→ **Written request**: Work out how many lines in the entries contain the string "values", and give nothing but that number.

→ **Data supplied**:
▼
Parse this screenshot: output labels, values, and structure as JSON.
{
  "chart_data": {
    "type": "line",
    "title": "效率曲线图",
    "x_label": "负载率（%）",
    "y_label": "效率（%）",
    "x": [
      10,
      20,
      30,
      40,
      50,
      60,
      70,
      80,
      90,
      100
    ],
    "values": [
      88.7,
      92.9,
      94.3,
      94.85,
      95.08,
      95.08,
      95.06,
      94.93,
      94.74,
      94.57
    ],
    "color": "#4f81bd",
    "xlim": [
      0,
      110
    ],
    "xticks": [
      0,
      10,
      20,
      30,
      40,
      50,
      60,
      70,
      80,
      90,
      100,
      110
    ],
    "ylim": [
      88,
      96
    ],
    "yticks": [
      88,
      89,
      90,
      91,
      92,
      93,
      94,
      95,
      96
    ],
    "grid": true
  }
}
▲
→ **Task solution**: 2